■ **Input**
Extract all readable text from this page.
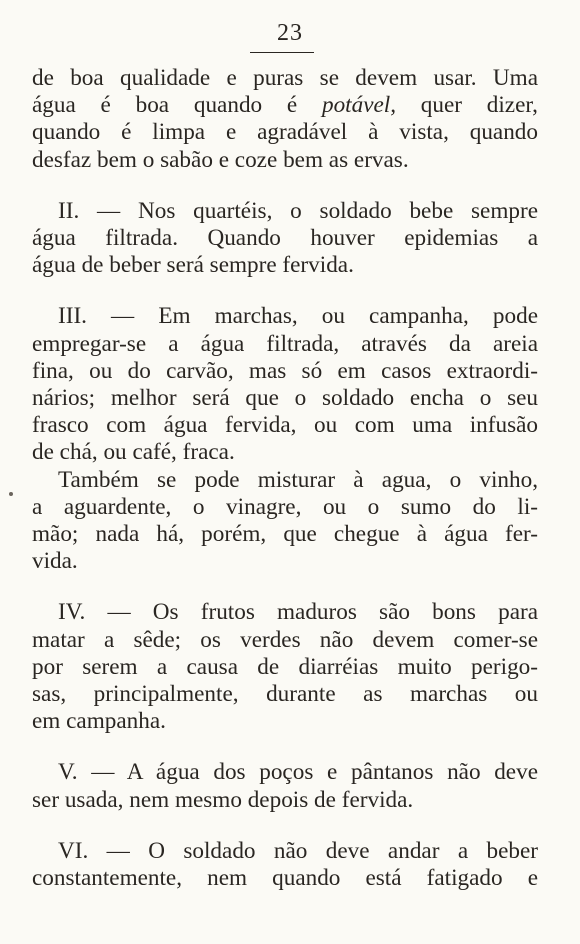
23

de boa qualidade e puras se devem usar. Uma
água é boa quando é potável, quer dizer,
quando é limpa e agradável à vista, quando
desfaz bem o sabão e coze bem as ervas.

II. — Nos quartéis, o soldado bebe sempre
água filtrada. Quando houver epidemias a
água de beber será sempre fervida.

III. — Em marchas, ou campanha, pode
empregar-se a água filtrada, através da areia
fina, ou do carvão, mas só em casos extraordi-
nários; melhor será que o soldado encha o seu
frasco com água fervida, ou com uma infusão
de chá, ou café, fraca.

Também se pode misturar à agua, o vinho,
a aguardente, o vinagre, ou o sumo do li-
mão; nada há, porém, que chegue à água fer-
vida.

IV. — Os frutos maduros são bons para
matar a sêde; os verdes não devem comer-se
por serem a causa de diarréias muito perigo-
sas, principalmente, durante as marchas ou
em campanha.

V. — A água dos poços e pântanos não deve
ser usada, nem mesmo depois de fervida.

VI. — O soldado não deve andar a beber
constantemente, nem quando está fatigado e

■ **Task statement**
Without the pictures, restate all of the entries above verbatim.

■ **The solution**
Extract all readable text from this page.
23

de boa qualidade e puras se devem usar. Uma
água é boa quando é potável, quer dizer,
quando é limpa e agradável à vista, quando
desfaz bem o sabão e coze bem as ervas.

II. — Nos quartéis, o soldado bebe sempre
água filtrada. Quando houver epidemias a
água de beber será sempre fervida.

III. — Em marchas, ou campanha, pode
empregar-se a água filtrada, através da areia
fina, ou do carvão, mas só em casos extraordi-
nários; melhor será que o soldado encha o seu
frasco com água fervida, ou com uma infusão
de chá, ou café, fraca.

Também se pode misturar à agua, o vinho,
a aguardente, o vinagre, ou o sumo do li-
mão; nada há, porém, que chegue à água fer-
vida.

IV. — Os frutos maduros são bons para
matar a sêde; os verdes não devem comer-se
por serem a causa de diarréias muito perigo-
sas, principalmente, durante as marchas ou
em campanha.

V. — A água dos poços e pântanos não deve
ser usada, nem mesmo depois de fervida.

VI. — O soldado não deve andar a beber
constantemente, nem quando está fatigado e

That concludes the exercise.